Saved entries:
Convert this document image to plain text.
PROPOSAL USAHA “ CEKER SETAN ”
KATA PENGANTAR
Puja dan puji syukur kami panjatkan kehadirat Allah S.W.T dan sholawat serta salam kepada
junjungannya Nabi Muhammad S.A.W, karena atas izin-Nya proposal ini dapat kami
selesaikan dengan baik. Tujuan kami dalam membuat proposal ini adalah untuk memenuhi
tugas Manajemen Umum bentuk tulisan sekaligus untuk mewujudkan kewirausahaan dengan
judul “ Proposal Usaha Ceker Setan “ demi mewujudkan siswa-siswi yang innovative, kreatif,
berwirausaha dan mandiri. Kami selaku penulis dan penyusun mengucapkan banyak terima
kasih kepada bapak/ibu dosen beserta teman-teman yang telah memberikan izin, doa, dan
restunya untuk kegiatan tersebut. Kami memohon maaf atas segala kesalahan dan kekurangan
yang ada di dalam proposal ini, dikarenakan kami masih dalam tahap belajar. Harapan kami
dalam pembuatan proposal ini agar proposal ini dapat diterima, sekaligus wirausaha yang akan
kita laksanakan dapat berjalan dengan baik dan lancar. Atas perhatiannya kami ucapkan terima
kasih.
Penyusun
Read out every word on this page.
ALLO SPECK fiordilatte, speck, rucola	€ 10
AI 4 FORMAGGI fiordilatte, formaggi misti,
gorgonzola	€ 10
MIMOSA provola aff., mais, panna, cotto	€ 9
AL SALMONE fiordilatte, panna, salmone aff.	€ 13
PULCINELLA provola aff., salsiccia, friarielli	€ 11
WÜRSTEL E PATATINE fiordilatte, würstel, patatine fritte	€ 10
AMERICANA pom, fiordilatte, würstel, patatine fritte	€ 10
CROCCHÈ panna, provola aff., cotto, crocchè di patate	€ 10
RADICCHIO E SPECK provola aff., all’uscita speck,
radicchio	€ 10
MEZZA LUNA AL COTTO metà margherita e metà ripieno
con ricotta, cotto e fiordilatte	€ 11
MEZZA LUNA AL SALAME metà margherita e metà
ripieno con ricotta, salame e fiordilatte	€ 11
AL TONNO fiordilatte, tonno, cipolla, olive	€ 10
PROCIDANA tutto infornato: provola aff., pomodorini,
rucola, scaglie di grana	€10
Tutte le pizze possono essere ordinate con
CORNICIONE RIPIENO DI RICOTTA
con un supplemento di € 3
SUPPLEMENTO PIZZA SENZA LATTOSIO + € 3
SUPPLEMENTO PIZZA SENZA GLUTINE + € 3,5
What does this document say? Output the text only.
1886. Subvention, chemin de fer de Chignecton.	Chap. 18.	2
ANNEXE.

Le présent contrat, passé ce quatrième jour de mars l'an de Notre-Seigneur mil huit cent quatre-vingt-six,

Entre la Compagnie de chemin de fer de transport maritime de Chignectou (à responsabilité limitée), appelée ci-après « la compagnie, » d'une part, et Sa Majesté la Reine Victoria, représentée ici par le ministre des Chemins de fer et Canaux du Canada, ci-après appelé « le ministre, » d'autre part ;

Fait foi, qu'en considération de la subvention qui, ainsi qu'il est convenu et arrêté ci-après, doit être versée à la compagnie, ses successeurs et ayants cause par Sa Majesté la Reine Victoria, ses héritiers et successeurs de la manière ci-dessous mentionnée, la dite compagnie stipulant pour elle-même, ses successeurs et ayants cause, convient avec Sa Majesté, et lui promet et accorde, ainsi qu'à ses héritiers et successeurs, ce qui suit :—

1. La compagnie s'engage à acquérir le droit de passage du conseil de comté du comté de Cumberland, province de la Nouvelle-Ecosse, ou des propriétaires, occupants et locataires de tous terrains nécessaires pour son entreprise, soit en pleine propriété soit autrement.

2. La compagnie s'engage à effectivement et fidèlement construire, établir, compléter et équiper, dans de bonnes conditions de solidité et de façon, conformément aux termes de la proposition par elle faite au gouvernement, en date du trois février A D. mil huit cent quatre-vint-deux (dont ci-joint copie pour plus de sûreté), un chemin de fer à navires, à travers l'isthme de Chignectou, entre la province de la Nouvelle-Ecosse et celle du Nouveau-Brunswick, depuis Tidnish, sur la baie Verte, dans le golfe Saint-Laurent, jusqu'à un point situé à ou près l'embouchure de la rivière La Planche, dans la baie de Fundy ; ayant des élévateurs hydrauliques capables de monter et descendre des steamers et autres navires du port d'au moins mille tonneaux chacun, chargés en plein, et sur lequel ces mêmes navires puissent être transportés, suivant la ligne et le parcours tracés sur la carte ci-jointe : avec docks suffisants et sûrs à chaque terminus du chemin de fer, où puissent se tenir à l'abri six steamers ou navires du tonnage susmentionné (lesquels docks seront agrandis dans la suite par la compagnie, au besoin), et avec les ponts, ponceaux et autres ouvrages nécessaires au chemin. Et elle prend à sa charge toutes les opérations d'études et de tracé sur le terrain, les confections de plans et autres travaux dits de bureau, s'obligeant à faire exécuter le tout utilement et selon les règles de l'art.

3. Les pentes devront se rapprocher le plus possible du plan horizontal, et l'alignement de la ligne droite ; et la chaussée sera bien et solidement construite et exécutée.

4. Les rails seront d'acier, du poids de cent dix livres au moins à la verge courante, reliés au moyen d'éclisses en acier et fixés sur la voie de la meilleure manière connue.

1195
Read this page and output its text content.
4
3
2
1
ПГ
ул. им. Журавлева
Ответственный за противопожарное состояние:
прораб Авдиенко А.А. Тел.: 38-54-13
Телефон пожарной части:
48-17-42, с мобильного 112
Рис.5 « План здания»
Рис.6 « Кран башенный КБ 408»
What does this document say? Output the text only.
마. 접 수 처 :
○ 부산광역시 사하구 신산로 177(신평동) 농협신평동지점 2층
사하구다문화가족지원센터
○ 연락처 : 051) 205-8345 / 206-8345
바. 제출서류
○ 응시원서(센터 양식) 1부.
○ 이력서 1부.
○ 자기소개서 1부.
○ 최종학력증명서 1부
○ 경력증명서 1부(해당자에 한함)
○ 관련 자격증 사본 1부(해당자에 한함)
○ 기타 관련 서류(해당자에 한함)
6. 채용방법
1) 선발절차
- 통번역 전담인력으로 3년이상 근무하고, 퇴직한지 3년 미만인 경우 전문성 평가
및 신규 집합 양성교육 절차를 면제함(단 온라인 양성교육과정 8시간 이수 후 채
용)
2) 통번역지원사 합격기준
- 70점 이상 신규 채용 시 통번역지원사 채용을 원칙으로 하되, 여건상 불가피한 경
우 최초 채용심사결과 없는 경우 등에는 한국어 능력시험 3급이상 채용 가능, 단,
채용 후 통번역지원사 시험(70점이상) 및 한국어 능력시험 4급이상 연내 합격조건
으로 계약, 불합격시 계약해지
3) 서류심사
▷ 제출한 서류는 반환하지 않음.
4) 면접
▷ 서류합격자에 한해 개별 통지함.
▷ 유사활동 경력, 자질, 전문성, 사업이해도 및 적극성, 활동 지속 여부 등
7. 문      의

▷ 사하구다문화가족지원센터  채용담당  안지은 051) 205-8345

▶ **PROBLEM DESCRIPTION**: Locate all lines in the listing above with the word "patatine". Copy them.

▶ **OUTPUT**:
WÜRSTEL E PATATINE fiordilatte, würstel, patatine fritte	€ 10
AMERICANA pom, fiordilatte, würstel, patatine fritte	€ 10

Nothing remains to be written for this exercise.